## begin DATASET EXCERPTS
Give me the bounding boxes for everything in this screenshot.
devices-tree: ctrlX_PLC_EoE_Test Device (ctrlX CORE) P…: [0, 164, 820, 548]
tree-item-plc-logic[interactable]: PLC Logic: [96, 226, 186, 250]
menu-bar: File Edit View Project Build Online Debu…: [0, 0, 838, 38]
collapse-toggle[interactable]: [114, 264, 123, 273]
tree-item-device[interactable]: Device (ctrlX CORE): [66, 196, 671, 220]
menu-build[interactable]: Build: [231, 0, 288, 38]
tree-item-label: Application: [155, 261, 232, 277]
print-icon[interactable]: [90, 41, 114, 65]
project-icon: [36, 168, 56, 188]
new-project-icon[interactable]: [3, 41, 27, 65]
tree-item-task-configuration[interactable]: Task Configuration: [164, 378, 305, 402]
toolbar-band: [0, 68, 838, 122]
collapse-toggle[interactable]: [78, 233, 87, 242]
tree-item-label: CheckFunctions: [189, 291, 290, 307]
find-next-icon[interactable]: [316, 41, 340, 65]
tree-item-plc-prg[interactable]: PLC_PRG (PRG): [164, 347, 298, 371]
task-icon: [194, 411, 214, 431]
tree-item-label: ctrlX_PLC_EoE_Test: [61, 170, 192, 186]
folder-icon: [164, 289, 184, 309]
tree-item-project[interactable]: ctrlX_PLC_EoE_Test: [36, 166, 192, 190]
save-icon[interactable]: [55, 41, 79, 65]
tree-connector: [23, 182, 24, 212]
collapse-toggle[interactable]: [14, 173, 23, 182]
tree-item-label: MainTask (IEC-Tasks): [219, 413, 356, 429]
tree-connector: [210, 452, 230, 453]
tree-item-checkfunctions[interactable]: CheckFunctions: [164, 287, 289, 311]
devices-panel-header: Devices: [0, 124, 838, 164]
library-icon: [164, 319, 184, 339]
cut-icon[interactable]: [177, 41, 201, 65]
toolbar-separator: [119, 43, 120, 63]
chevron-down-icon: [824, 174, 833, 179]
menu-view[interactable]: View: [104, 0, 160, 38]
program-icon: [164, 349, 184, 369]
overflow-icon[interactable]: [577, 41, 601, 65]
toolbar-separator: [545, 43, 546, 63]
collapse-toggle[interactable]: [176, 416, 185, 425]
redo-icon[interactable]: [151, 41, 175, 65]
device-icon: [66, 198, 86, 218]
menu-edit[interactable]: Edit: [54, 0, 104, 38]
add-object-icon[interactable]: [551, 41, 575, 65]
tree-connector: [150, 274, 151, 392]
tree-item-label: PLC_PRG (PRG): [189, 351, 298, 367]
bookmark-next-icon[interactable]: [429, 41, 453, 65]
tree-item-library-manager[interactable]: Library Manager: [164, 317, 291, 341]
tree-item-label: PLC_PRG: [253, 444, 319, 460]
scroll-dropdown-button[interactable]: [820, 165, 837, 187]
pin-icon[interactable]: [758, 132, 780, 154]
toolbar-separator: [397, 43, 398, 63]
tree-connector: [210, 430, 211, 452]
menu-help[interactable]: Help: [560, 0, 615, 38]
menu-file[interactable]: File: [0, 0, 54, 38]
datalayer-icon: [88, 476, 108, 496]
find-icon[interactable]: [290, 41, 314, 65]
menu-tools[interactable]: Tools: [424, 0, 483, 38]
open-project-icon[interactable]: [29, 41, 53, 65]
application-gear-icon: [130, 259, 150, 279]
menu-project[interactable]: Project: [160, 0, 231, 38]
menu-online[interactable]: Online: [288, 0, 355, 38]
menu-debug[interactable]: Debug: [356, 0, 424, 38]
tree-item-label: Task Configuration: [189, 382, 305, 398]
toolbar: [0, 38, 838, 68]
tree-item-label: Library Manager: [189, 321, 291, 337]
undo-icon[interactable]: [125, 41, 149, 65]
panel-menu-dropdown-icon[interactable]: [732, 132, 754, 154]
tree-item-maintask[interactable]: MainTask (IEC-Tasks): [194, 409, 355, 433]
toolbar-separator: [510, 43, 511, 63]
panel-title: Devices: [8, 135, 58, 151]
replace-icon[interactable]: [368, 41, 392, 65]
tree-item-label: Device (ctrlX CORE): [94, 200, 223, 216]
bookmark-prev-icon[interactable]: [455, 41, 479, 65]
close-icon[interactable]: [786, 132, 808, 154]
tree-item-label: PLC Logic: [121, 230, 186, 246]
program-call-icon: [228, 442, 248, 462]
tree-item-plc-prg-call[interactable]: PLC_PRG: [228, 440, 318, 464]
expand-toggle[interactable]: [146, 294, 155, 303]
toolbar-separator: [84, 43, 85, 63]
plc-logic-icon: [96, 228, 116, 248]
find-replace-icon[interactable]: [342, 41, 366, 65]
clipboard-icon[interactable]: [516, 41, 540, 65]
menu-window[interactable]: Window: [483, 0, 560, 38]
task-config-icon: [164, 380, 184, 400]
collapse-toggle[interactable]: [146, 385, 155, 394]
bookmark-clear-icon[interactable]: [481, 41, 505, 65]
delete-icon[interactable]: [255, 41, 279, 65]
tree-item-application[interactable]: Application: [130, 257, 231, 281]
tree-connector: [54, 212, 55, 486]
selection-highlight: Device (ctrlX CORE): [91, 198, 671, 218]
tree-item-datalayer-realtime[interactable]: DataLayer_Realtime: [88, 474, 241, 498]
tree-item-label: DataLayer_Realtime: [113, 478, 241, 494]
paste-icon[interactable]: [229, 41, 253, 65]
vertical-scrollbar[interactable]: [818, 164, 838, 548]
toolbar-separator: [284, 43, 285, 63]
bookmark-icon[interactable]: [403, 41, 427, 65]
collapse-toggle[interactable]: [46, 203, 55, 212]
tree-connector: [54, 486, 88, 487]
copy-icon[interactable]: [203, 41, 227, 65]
## end DATASET EXCERPTS
▶ _PROBLEM_: Rewrite all the items above, swapping "collapse-toggle" for "expand-toggle" and leaving everything else unchanged.

▶ _SOLUTION_:
Give me the bounding boxes for everything in this screenshot.
devices-tree: ctrlX_PLC_EoE_Test Device (ctrlX CORE) P…: [0, 164, 820, 548]
tree-item-plc-logic[interactable]: PLC Logic: [96, 226, 186, 250]
menu-bar: File Edit View Project Build Online Debu…: [0, 0, 838, 38]
expand-toggle[interactable]: [114, 264, 123, 273]
tree-item-device[interactable]: Device (ctrlX CORE): [66, 196, 671, 220]
menu-build[interactable]: Build: [231, 0, 288, 38]
tree-item-label: Application: [155, 261, 232, 277]
print-icon[interactable]: [90, 41, 114, 65]
project-icon: [36, 168, 56, 188]
new-project-icon[interactable]: [3, 41, 27, 65]
tree-item-task-configuration[interactable]: Task Configuration: [164, 378, 305, 402]
toolbar-band: [0, 68, 838, 122]
expand-toggle[interactable]: [78, 233, 87, 242]
tree-item-label: CheckFunctions: [189, 291, 290, 307]
find-next-icon[interactable]: [316, 41, 340, 65]
tree-item-plc-prg[interactable]: PLC_PRG (PRG): [164, 347, 298, 371]
task-icon: [194, 411, 214, 431]
tree-item-label: ctrlX_PLC_EoE_Test: [61, 170, 192, 186]
folder-icon: [164, 289, 184, 309]
tree-item-project[interactable]: ctrlX_PLC_EoE_Test: [36, 166, 192, 190]
save-icon[interactable]: [55, 41, 79, 65]
tree-connector: [23, 182, 24, 212]
expand-toggle[interactable]: [14, 173, 23, 182]
tree-item-label: MainTask (IEC-Tasks): [219, 413, 356, 429]
tree-connector: [210, 452, 230, 453]
tree-item-checkfunctions[interactable]: CheckFunctions: [164, 287, 289, 311]
devices-panel-header: Devices: [0, 124, 838, 164]
library-icon: [164, 319, 184, 339]
cut-icon[interactable]: [177, 41, 201, 65]
toolbar-separator: [119, 43, 120, 63]
chevron-down-icon: [824, 174, 833, 179]
menu-view[interactable]: View: [104, 0, 160, 38]
program-icon: [164, 349, 184, 369]
overflow-icon[interactable]: [577, 41, 601, 65]
toolbar-separator: [545, 43, 546, 63]
expand-toggle[interactable]: [176, 416, 185, 425]
redo-icon[interactable]: [151, 41, 175, 65]
device-icon: [66, 198, 86, 218]
menu-edit[interactable]: Edit: [54, 0, 104, 38]
add-object-icon[interactable]: [551, 41, 575, 65]
tree-connector: [150, 274, 151, 392]
tree-item-label: PLC_PRG (PRG): [189, 351, 298, 367]
bookmark-next-icon[interactable]: [429, 41, 453, 65]
tree-item-library-manager[interactable]: Library Manager: [164, 317, 291, 341]
tree-item-label: PLC_PRG: [253, 444, 319, 460]
scroll-dropdown-button[interactable]: [820, 165, 837, 187]
pin-icon[interactable]: [758, 132, 780, 154]
toolbar-separator: [397, 43, 398, 63]
tree-connector: [210, 430, 211, 452]
menu-help[interactable]: Help: [560, 0, 615, 38]
menu-file[interactable]: File: [0, 0, 54, 38]
datalayer-icon: [88, 476, 108, 496]
find-icon[interactable]: [290, 41, 314, 65]
menu-tools[interactable]: Tools: [424, 0, 483, 38]
open-project-icon[interactable]: [29, 41, 53, 65]
application-gear-icon: [130, 259, 150, 279]
menu-project[interactable]: Project: [160, 0, 231, 38]
menu-online[interactable]: Online: [288, 0, 355, 38]
menu-debug[interactable]: Debug: [356, 0, 424, 38]
tree-item-label: Task Configuration: [189, 382, 305, 398]
toolbar: [0, 38, 838, 68]
tree-item-label: Library Manager: [189, 321, 291, 337]
undo-icon[interactable]: [125, 41, 149, 65]
panel-menu-dropdown-icon[interactable]: [732, 132, 754, 154]
tree-item-maintask[interactable]: MainTask (IEC-Tasks): [194, 409, 355, 433]
toolbar-separator: [510, 43, 511, 63]
panel-title: Devices: [8, 135, 58, 151]
replace-icon[interactable]: [368, 41, 392, 65]
tree-item-label: Device (ctrlX CORE): [94, 200, 223, 216]
bookmark-prev-icon[interactable]: [455, 41, 479, 65]
close-icon[interactable]: [786, 132, 808, 154]
tree-item-label: PLC Logic: [121, 230, 186, 246]
program-call-icon: [228, 442, 248, 462]
tree-item-plc-prg-call[interactable]: PLC_PRG: [228, 440, 318, 464]
expand-toggle[interactable]: [146, 294, 155, 303]
toolbar-separator: [84, 43, 85, 63]
plc-logic-icon: [96, 228, 116, 248]
find-replace-icon[interactable]: [342, 41, 366, 65]
clipboard-icon[interactable]: [516, 41, 540, 65]
menu-window[interactable]: Window: [483, 0, 560, 38]
task-config-icon: [164, 380, 184, 400]
expand-toggle[interactable]: [146, 385, 155, 394]
bookmark-clear-icon[interactable]: [481, 41, 505, 65]
delete-icon[interactable]: [255, 41, 279, 65]
tree-item-application[interactable]: Application: [130, 257, 231, 281]
tree-connector: [54, 212, 55, 486]
selection-highlight: Device (ctrlX CORE): [91, 198, 671, 218]
tree-item-datalayer-realtime[interactable]: DataLayer_Realtime: [88, 474, 241, 498]
tree-item-label: DataLayer_Realtime: [113, 478, 241, 494]
paste-icon[interactable]: [229, 41, 253, 65]
vertical-scrollbar[interactable]: [818, 164, 838, 548]
toolbar-separator: [284, 43, 285, 63]
bookmark-icon[interactable]: [403, 41, 427, 65]
expand-toggle[interactable]: [46, 203, 55, 212]
tree-connector: [54, 486, 88, 487]
copy-icon[interactable]: [203, 41, 227, 65]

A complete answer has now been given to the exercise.